## Task requirements
Where a line of the listing below includes the word "text", reproduce that line.

================================

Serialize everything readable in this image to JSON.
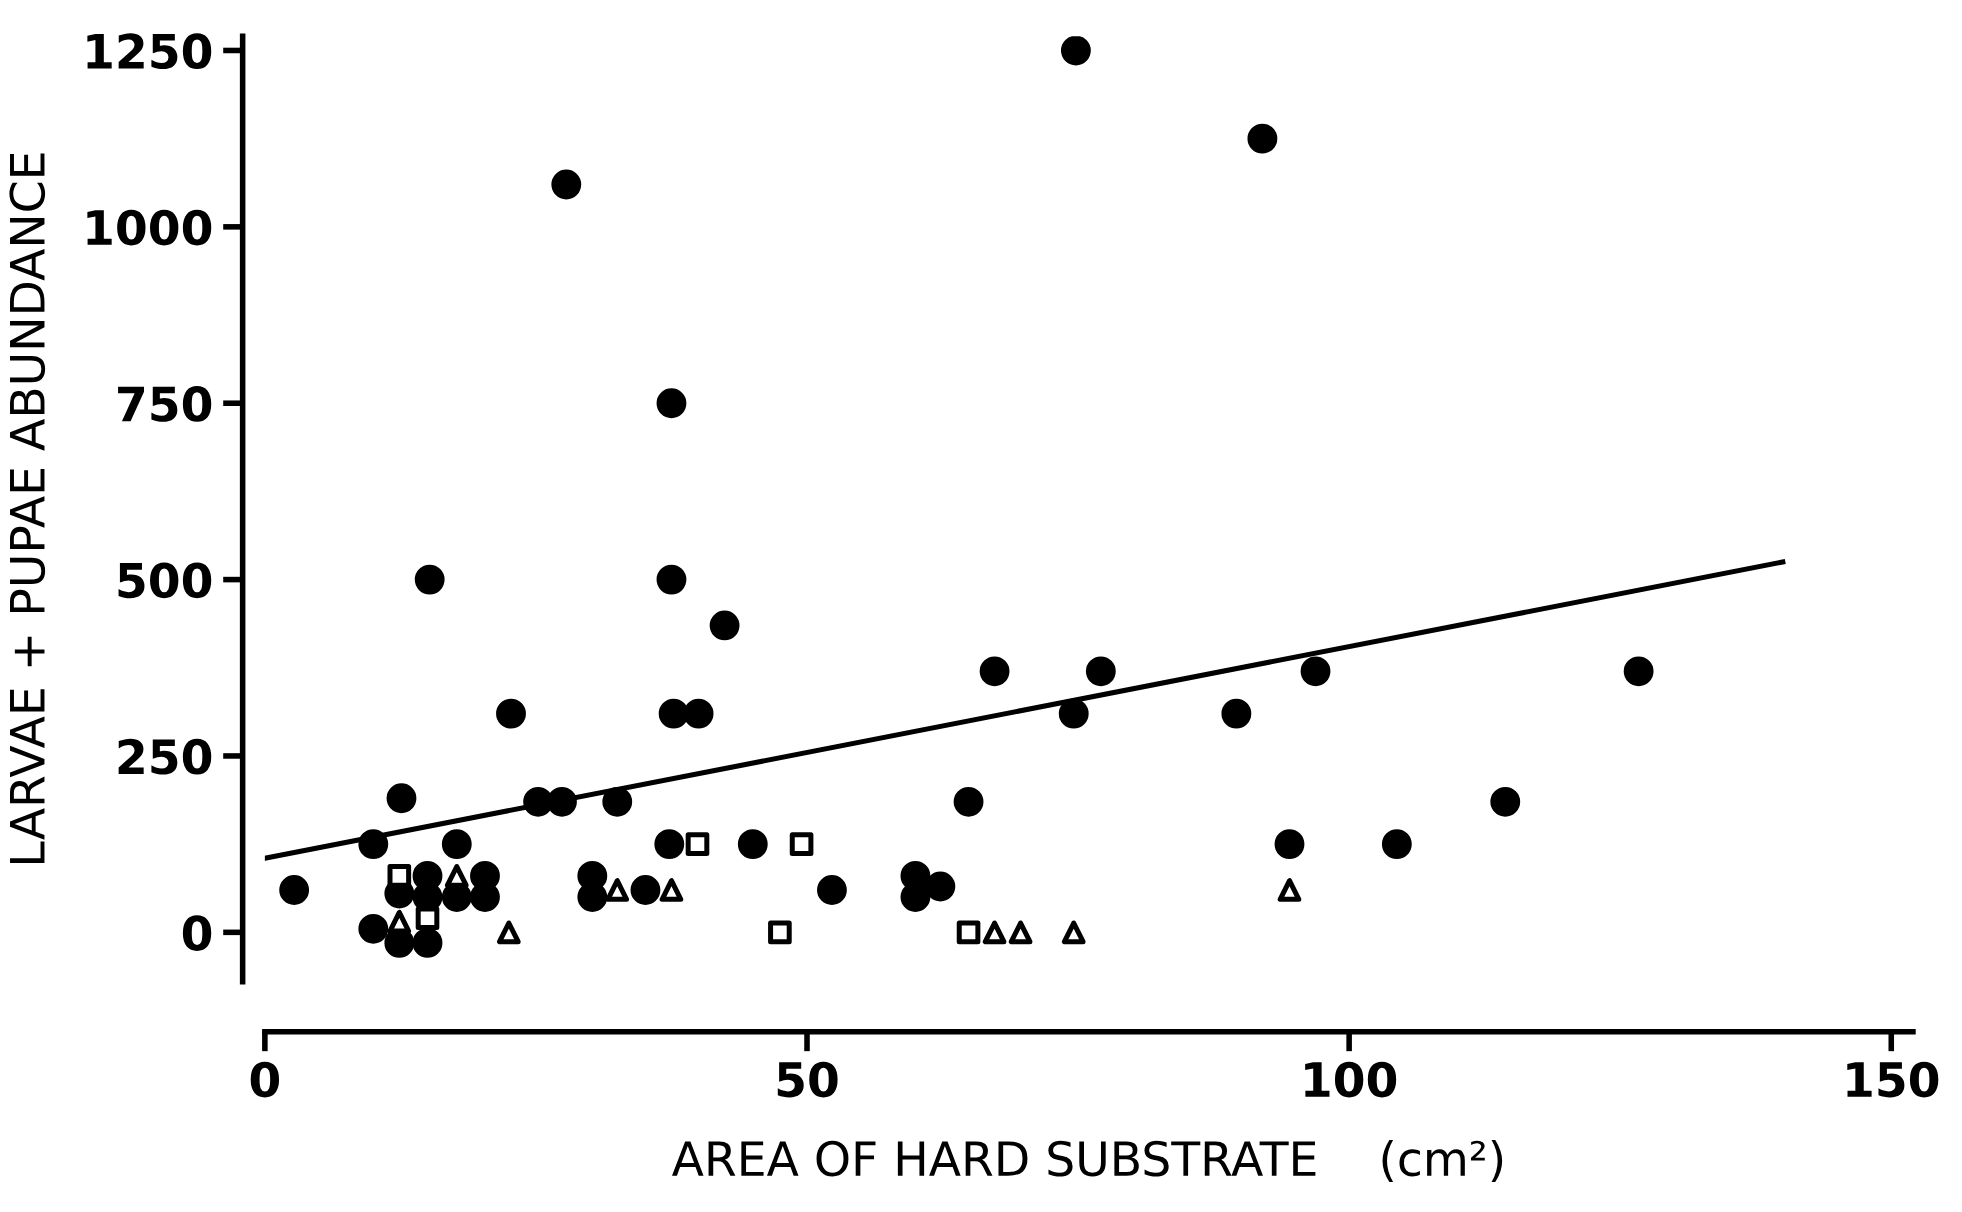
{
  "chart_data": {
    "type": "scatter",
    "xlabel": "AREA OF HARD SUBSTRATE    (cm²)",
    "ylabel": "LARVAE + PUPAE ABUNDANCE",
    "xlim": [
      0,
      152
    ],
    "ylim": [
      -70,
      1270
    ],
    "xticks": [
      0,
      50,
      100,
      150
    ],
    "yticks": [
      0,
      250,
      500,
      750,
      1000,
      1250
    ],
    "grid": false,
    "legend": false,
    "series": [
      {
        "marker": "circle",
        "color": "#000000",
        "x": [
          12.6,
          25.2,
          27.4,
          32.5,
          10,
          17.7,
          37.3,
          45,
          2.7,
          12.4,
          15,
          15,
          17.7,
          20.3,
          20.3,
          30.2,
          30.2,
          35.1,
          52.3,
          10,
          12.4,
          15,
          67.3,
          77.1,
          96.9,
          126.7,
          74.6,
          89.6,
          64.9,
          114.4,
          94.5,
          104.4,
          60,
          60,
          62.3,
          74.8,
          27.8,
          37.5,
          15.2,
          37.5,
          42.4,
          22.7,
          37.7,
          40,
          92
        ],
        "values": [
          190,
          185,
          185,
          185,
          125,
          125,
          125,
          125,
          60,
          55,
          80,
          50,
          50,
          80,
          50,
          80,
          50,
          60,
          60,
          5,
          -15,
          -15,
          370,
          370,
          370,
          370,
          310,
          310,
          185,
          185,
          125,
          125,
          80,
          50,
          65,
          1250,
          1060,
          750,
          500,
          500,
          435,
          310,
          310,
          310,
          1125
        ]
      },
      {
        "marker": "square",
        "color": "#000000",
        "x": [
          12.4,
          15,
          39.9,
          49.5,
          47.5,
          64.9
        ],
        "values": [
          80,
          20,
          125,
          125,
          0,
          0
        ]
      },
      {
        "marker": "triangle",
        "color": "#000000",
        "x": [
          17.7,
          12.4,
          22.5,
          32.5,
          37.5,
          94.5,
          67.3,
          69.7,
          74.6
        ],
        "values": [
          80,
          15,
          0,
          60,
          60,
          60,
          0,
          0,
          0
        ]
      },
      {
        "type": "line",
        "marker": "none",
        "line_style": "solid",
        "color": "#000000",
        "x": [
          0,
          140
        ],
        "values": [
          105,
          525
        ]
      }
    ]
  }
}
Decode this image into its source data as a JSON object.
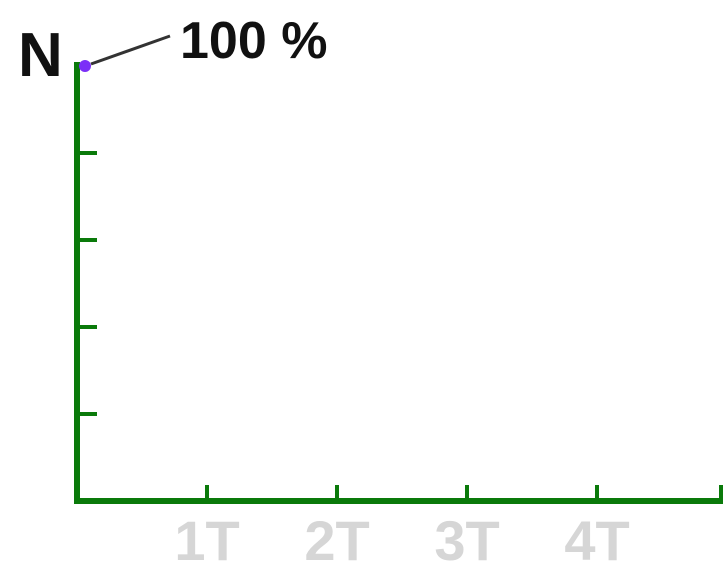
{
  "chart_data": {
    "type": "line",
    "title": "",
    "ylabel": "N",
    "xlabel": "",
    "categories": [
      "1T",
      "2T",
      "3T",
      "4T"
    ],
    "x_ticks": [
      "1T",
      "2T",
      "3T",
      "4T"
    ],
    "y_tick_count": 5,
    "xlim": [
      0,
      4
    ],
    "ylim": [
      0,
      100
    ],
    "series": [
      {
        "x": [
          0
        ],
        "y": [
          100
        ]
      }
    ],
    "annotation": {
      "text": "100 %",
      "x": 0,
      "y": 100
    },
    "grid": false,
    "legend": "none",
    "colors": {
      "axis": "#0a7a0a",
      "point": "#7b2ff7",
      "tick_label": "#d6d6d6",
      "text": "#111111"
    }
  }
}
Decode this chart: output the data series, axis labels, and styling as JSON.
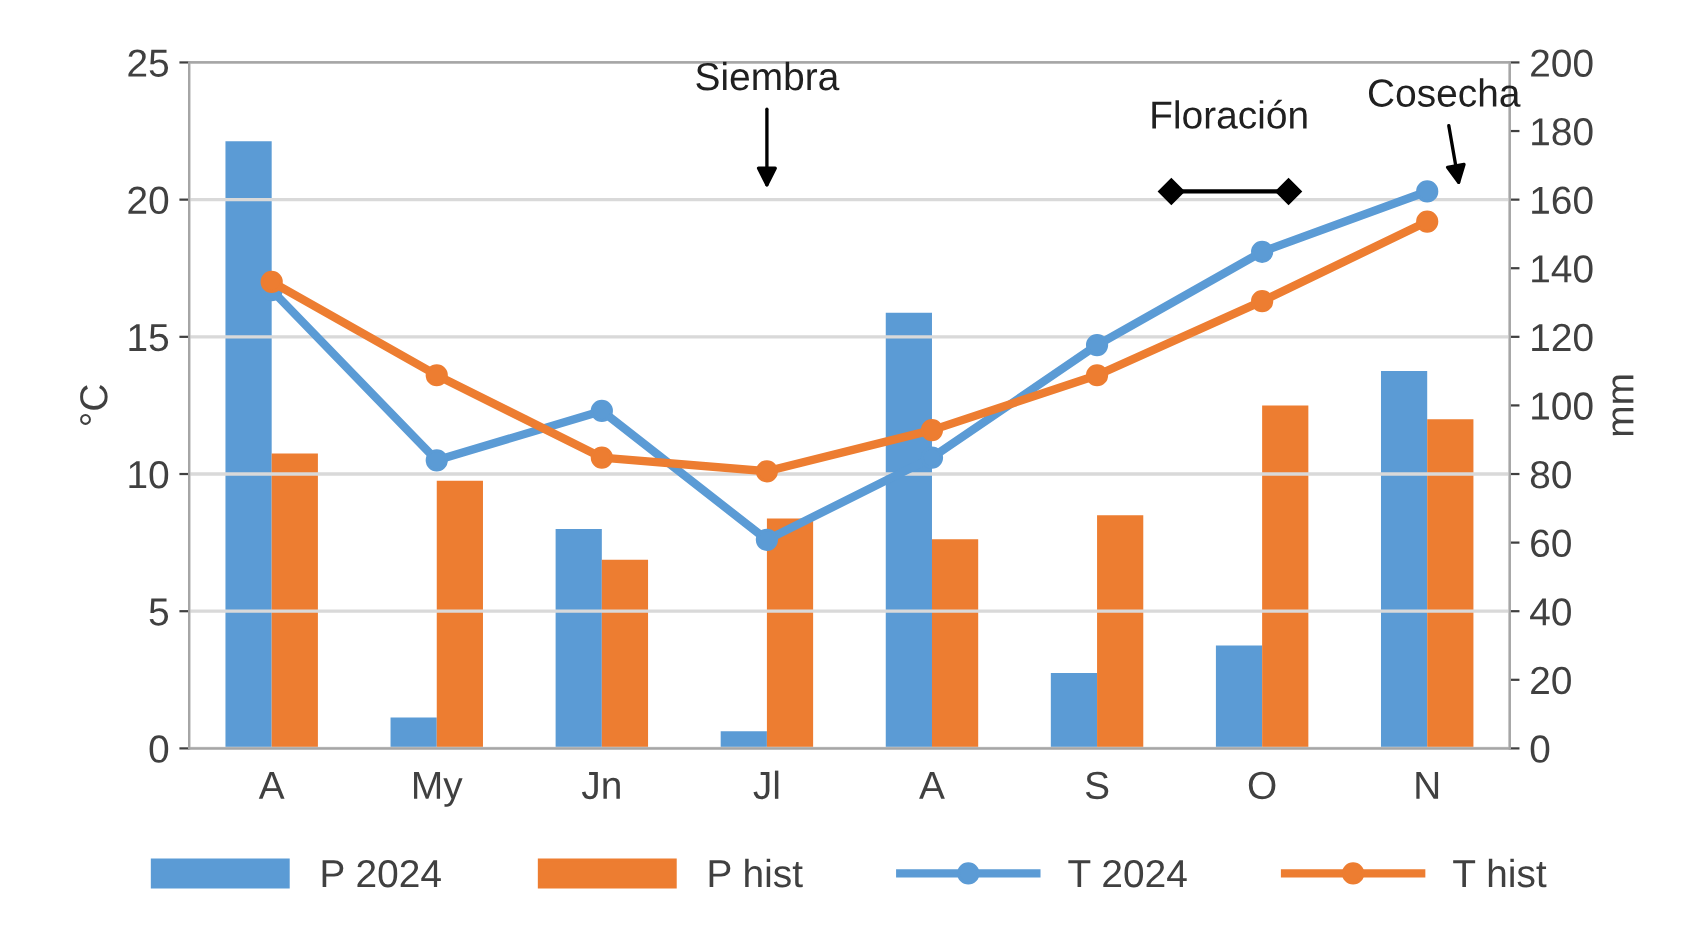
{
  "chart_data": {
    "type": "bar",
    "ylabel": "°C",
    "y2label": "mm",
    "categories": [
      "A",
      "My",
      "Jn",
      "Jl",
      "A",
      "S",
      "O",
      "N"
    ],
    "series": [
      {
        "name": "P 2024",
        "axis": "y2",
        "color": "#5b9bd5",
        "values": [
          177,
          9,
          64,
          5,
          127,
          22,
          30,
          110
        ]
      },
      {
        "name": "P hist",
        "axis": "y2",
        "color": "#ed7d31",
        "values": [
          86,
          78,
          55,
          67,
          61,
          68,
          100,
          96
        ]
      },
      {
        "name": "T 2024",
        "type": "line",
        "color": "#5b9bd5",
        "values": [
          16.7,
          10.5,
          12.3,
          7.6,
          10.6,
          14.7,
          18.1,
          20.3
        ]
      },
      {
        "name": "T hist",
        "type": "line",
        "color": "#ed7d31",
        "values": [
          17.0,
          13.6,
          10.6,
          10.1,
          11.6,
          13.6,
          16.3,
          19.2
        ]
      }
    ],
    "ylim": [
      0,
      25
    ],
    "yticks": [
      0,
      5,
      10,
      15,
      20,
      25
    ],
    "y2lim": [
      0,
      200
    ],
    "y2ticks": [
      0,
      20,
      40,
      60,
      80,
      100,
      120,
      140,
      160,
      180,
      200
    ],
    "grid": "y",
    "legend": "bottom",
    "marker": "circle",
    "line_style": "solid",
    "annotations": [
      "Siembra",
      "Floración",
      "Cosecha"
    ]
  }
}
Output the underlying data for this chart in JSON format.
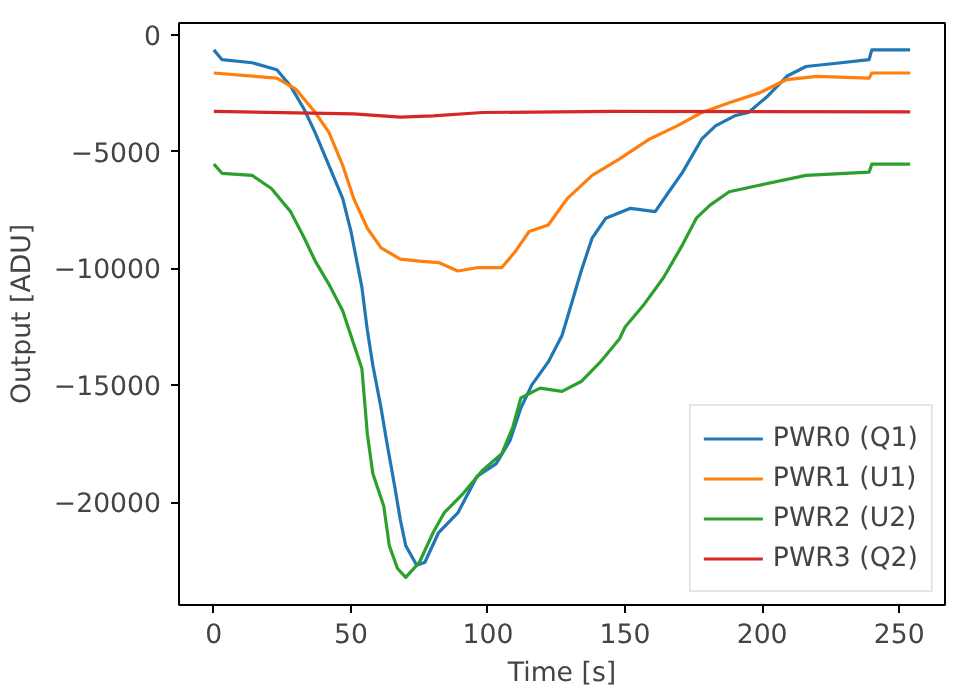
{
  "chart_data": {
    "type": "line",
    "xlabel": "Time [s]",
    "ylabel": "Output [ADU]",
    "xlim": [
      -12.7,
      266.7
    ],
    "ylim": [
      -24400,
      500
    ],
    "xticks": [
      0,
      50,
      100,
      150,
      200,
      250
    ],
    "yticks": [
      {
        "value": -20000,
        "label": "−20000"
      },
      {
        "value": -15000,
        "label": "−15000"
      },
      {
        "value": -10000,
        "label": "−10000"
      },
      {
        "value": -5000,
        "label": "−5000"
      },
      0
    ],
    "grid": false,
    "legend": "bottom right",
    "line_style": "solid",
    "marker": "none",
    "series": [
      {
        "name": "PWR0 (Q1)",
        "color": "#1f77b4",
        "x": [
          0,
          3,
          14,
          23,
          28,
          33,
          37,
          42,
          47,
          50,
          54,
          56,
          58,
          61,
          63,
          66,
          68,
          70,
          74,
          77,
          82,
          89,
          96,
          103,
          108,
          112,
          116,
          122,
          127,
          129,
          134,
          138,
          143,
          152,
          161,
          166,
          171,
          178,
          183,
          190,
          195,
          202,
          209,
          216,
          228,
          239,
          240,
          254
        ],
        "values": [
          -650,
          -1070,
          -1200,
          -1500,
          -2200,
          -3200,
          -4200,
          -5600,
          -7000,
          -8400,
          -10800,
          -12650,
          -14140,
          -15970,
          -17370,
          -19340,
          -20740,
          -21860,
          -22700,
          -22570,
          -21300,
          -20460,
          -18900,
          -18350,
          -17370,
          -15970,
          -14980,
          -14000,
          -12870,
          -12090,
          -10110,
          -8700,
          -7850,
          -7430,
          -7570,
          -6720,
          -5880,
          -4460,
          -3900,
          -3470,
          -3330,
          -2630,
          -1780,
          -1360,
          -1210,
          -1070,
          -650,
          -650
        ]
      },
      {
        "name": "PWR1 (U1)",
        "color": "#ff7f0e",
        "x": [
          0,
          23,
          30,
          37,
          42,
          47,
          51,
          56,
          61,
          68,
          75,
          82,
          89,
          96,
          105,
          110,
          115,
          122,
          129,
          138,
          148,
          159,
          169,
          178,
          188,
          199,
          209,
          220,
          239,
          240,
          254
        ],
        "values": [
          -1640,
          -1860,
          -2340,
          -3330,
          -4180,
          -5590,
          -7000,
          -8280,
          -9120,
          -9600,
          -9690,
          -9750,
          -10110,
          -9970,
          -9970,
          -9270,
          -8420,
          -8140,
          -7000,
          -6020,
          -5310,
          -4460,
          -3900,
          -3330,
          -2910,
          -2490,
          -1920,
          -1780,
          -1860,
          -1640,
          -1640
        ]
      },
      {
        "name": "PWR2 (U2)",
        "color": "#2ca02c",
        "x": [
          0,
          3,
          14,
          21,
          28,
          33,
          37,
          42,
          47,
          51,
          54,
          55,
          56,
          58,
          62,
          64,
          67,
          70,
          75,
          80,
          84,
          91,
          98,
          105,
          109,
          112,
          119,
          127,
          134,
          141,
          148,
          150,
          157,
          164,
          171,
          176,
          181,
          188,
          199,
          216,
          239,
          240,
          254
        ],
        "values": [
          -5540,
          -5930,
          -6020,
          -6580,
          -7570,
          -8700,
          -9690,
          -10680,
          -11810,
          -13220,
          -14280,
          -15680,
          -17090,
          -18770,
          -20180,
          -21860,
          -22840,
          -23220,
          -22570,
          -21300,
          -20460,
          -19620,
          -18640,
          -17930,
          -16810,
          -15540,
          -15120,
          -15260,
          -14840,
          -14000,
          -13010,
          -12510,
          -11530,
          -10400,
          -8980,
          -7850,
          -7290,
          -6720,
          -6440,
          -6020,
          -5880,
          -5540,
          -5540
        ]
      },
      {
        "name": "PWR3 (Q2)",
        "color": "#d62728",
        "x": [
          0,
          51,
          68,
          80,
          98,
          145,
          254
        ],
        "values": [
          -3280,
          -3390,
          -3530,
          -3470,
          -3330,
          -3280,
          -3300
        ]
      }
    ]
  }
}
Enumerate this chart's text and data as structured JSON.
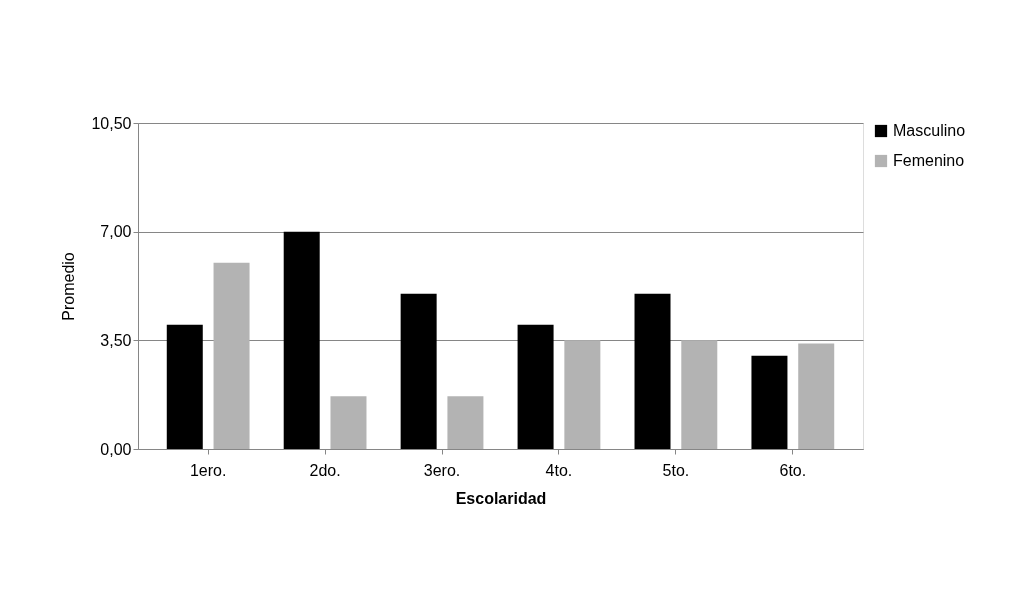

================================

## Problem solution
      "text": "100 %",
      "text": "#111111"
Enumerate this chart's text and data as structured JSON.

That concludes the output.